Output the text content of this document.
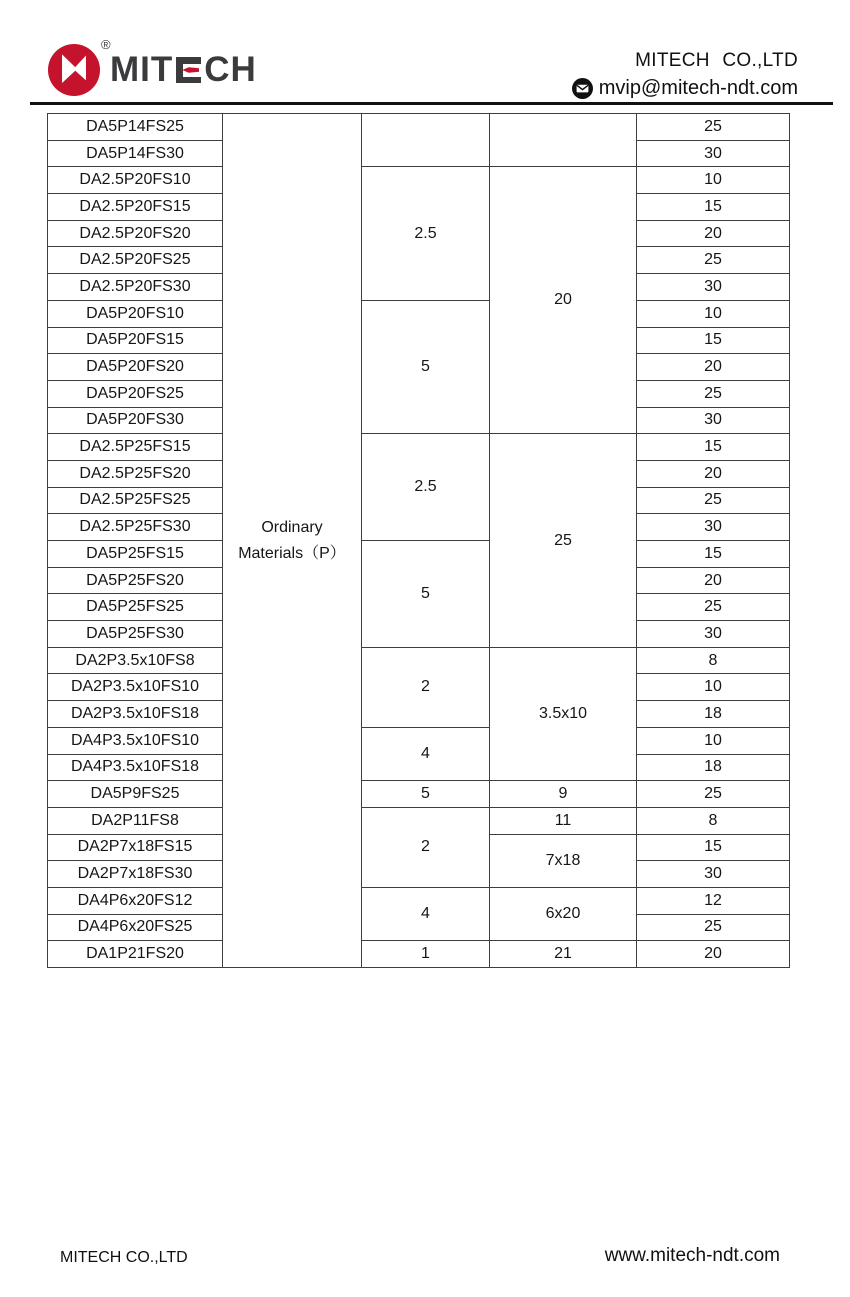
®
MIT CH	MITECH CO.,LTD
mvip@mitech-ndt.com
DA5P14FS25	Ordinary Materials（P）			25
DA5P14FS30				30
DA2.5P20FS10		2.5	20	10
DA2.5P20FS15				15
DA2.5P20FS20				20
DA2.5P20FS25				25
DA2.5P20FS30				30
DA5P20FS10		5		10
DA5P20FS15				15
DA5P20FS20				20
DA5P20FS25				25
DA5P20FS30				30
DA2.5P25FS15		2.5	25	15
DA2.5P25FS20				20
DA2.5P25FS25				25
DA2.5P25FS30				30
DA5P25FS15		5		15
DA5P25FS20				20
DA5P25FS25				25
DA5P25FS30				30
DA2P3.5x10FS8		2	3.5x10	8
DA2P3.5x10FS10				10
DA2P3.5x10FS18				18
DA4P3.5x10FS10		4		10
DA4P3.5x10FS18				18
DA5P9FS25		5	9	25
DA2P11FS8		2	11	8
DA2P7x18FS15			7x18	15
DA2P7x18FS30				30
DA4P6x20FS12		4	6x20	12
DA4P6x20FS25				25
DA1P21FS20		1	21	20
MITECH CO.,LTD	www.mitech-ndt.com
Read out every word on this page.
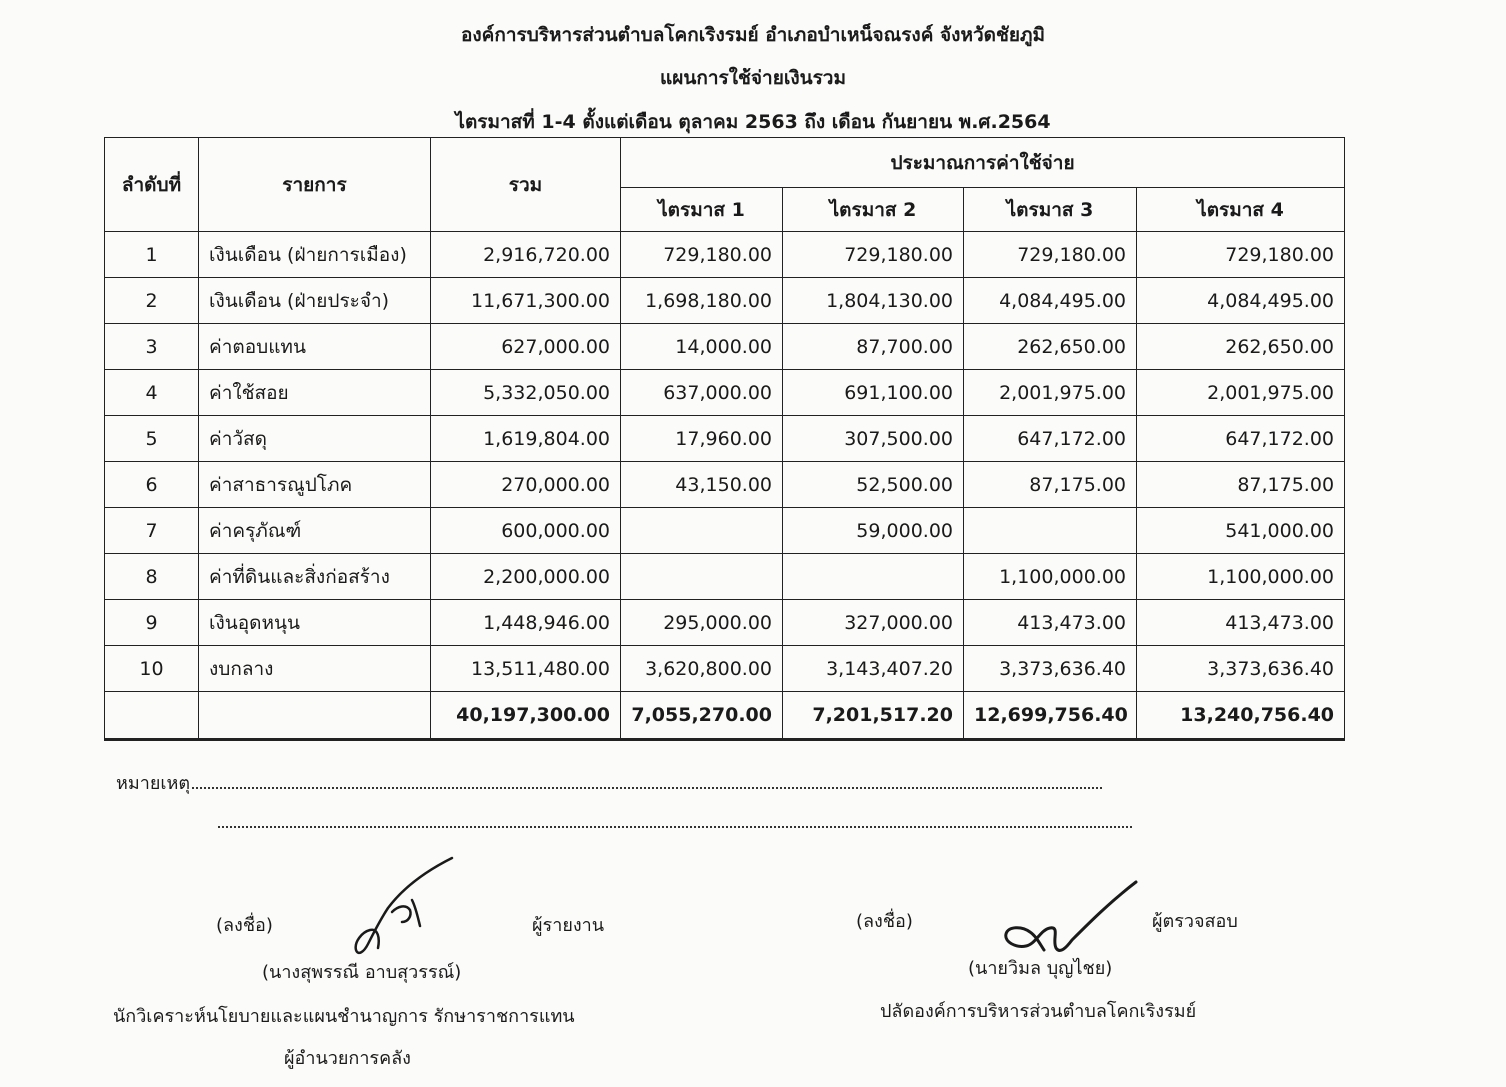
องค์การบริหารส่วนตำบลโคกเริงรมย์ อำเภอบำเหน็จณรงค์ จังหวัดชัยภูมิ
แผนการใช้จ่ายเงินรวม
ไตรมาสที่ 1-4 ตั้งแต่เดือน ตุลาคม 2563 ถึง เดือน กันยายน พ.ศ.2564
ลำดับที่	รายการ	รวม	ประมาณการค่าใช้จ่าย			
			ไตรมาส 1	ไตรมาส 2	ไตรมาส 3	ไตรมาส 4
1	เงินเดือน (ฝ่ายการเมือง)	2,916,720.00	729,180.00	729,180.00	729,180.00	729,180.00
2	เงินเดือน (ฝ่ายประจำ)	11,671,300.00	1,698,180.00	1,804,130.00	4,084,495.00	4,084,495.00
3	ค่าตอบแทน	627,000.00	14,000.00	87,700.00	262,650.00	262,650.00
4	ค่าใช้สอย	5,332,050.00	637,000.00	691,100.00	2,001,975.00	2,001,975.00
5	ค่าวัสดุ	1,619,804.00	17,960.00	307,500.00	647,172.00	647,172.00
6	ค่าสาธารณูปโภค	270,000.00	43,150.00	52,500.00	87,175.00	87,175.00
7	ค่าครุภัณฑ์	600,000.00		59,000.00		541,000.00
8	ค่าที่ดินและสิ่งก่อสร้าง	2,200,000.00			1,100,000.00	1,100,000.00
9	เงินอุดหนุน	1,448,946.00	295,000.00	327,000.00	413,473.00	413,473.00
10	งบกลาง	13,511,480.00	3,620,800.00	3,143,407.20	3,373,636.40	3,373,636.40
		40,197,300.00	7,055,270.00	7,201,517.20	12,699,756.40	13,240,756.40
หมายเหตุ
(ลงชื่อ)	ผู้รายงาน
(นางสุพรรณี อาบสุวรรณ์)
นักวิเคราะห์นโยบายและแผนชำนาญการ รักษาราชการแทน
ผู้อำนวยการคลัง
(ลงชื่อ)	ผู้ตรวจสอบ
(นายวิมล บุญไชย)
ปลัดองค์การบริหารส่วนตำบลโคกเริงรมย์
-- -- --
* _Prompt_: In the records above, find each line that holds the word "วนตำบลโคกเร"; copy all such lines.

* _Exercise result_:
องค์การบริหารส่วนตำบลโคกเริงรมย์ อำเภอบำเหน็จณรงค์ จังหวัดชัยภูมิ
ปลัดองค์การบริหารส่วนตำบลโคกเริงรมย์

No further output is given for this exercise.